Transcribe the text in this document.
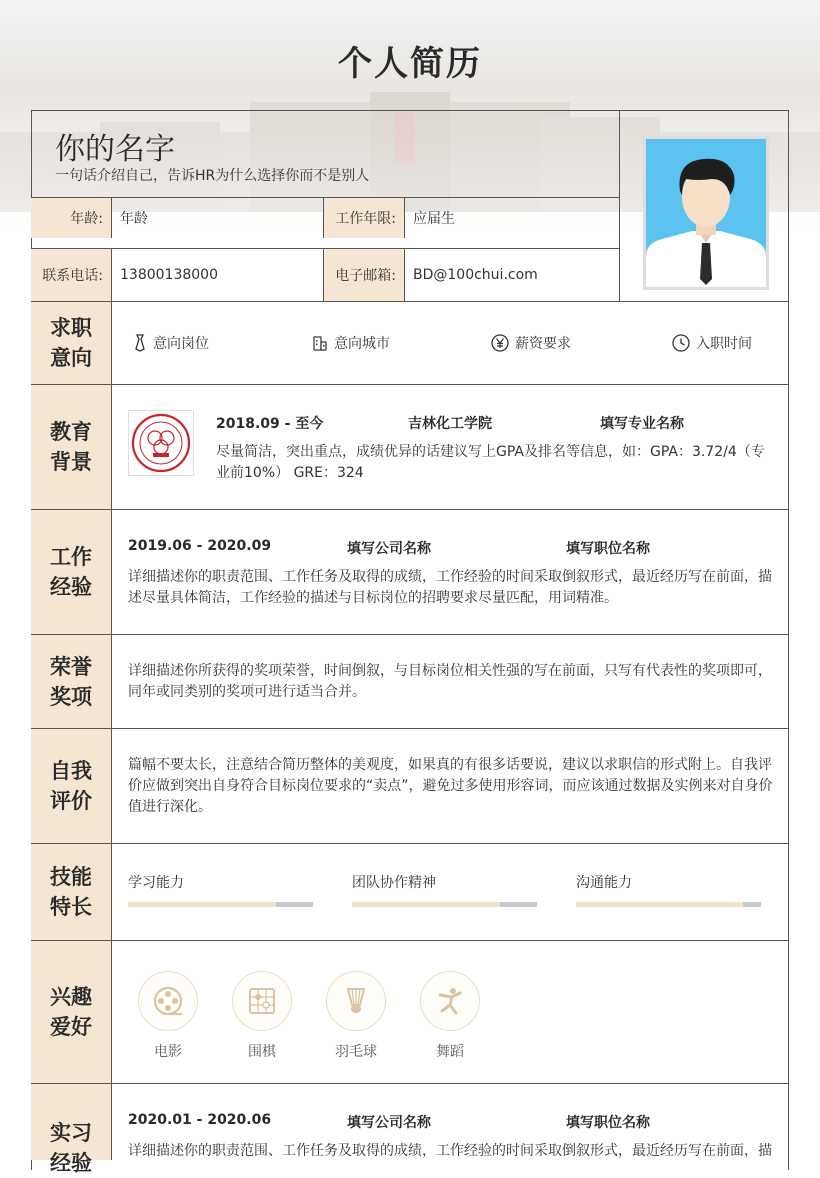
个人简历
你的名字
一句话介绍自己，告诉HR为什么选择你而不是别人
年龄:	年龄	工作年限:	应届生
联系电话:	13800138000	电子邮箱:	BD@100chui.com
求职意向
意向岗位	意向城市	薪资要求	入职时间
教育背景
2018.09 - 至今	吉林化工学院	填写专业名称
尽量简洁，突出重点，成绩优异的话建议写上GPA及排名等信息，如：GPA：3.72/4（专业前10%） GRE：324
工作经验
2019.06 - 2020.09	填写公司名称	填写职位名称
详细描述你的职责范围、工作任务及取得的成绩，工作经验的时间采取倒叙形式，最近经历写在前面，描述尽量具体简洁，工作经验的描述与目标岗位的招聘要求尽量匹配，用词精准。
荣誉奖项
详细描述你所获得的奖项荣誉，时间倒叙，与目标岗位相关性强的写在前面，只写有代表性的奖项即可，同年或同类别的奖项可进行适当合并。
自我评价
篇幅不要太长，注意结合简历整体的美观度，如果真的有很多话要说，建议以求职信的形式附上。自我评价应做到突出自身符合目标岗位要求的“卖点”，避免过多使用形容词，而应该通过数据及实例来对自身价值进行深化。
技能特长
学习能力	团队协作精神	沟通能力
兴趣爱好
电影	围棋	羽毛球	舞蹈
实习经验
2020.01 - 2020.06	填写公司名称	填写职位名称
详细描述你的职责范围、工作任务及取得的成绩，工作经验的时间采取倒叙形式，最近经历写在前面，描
...
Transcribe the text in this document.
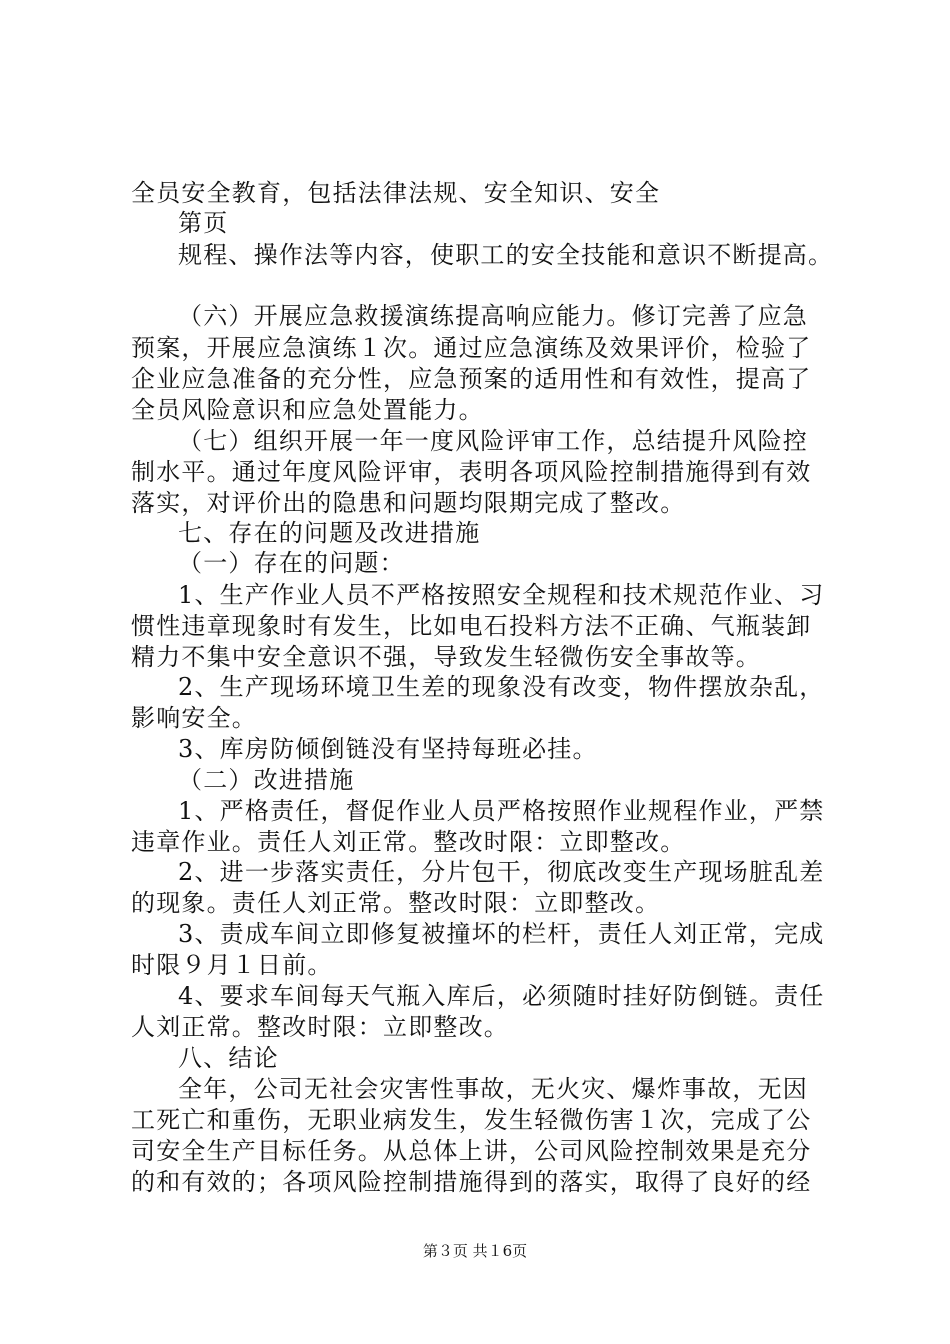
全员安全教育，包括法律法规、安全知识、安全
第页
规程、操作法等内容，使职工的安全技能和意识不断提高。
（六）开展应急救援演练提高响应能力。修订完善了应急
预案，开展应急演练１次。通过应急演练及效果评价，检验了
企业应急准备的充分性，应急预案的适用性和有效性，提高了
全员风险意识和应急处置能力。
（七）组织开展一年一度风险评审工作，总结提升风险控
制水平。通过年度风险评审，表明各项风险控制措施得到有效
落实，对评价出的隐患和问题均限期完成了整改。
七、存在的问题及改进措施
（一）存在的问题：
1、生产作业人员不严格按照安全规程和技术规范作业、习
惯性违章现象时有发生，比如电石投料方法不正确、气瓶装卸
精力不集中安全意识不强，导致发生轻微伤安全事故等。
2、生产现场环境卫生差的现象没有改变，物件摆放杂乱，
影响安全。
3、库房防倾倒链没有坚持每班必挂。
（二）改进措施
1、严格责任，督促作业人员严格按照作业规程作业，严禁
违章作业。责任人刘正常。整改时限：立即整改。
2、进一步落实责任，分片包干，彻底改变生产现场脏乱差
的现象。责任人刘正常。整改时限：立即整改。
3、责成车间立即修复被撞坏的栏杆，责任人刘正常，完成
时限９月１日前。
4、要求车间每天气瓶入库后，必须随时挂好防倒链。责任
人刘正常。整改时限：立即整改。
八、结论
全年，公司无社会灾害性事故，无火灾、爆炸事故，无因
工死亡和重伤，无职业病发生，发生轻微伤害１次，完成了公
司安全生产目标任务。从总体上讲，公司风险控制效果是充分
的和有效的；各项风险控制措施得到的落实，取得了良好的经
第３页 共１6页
--
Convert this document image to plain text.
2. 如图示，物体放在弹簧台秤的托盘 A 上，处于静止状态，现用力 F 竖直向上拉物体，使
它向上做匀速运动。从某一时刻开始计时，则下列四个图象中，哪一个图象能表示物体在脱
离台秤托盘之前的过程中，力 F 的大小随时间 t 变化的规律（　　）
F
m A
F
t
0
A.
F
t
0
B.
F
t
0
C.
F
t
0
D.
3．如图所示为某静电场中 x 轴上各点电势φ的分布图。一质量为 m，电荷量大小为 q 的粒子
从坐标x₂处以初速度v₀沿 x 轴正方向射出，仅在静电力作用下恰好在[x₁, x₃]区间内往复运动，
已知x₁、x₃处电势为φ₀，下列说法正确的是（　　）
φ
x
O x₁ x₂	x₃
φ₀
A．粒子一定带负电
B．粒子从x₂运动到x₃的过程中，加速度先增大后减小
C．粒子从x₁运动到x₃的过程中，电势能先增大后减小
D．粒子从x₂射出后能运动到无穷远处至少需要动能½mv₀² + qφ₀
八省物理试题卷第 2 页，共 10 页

# WHAT TO DO:
Scan the listing above for the word "详细描述你的职责范围" and copy every line that holds it.

# COMPLETE RESPONSE:
详细描述你的职责范围、工作任务及取得的成绩，工作经验的时间采取倒叙形式，最近经历写在前面，描述尽量具体简洁，工作经验的描述与目标岗位的招聘要求尽量匹配，用词精准。
详细描述你的职责范围、工作任务及取得的成绩，工作经验的时间采取倒叙形式，最近经历写在前面，描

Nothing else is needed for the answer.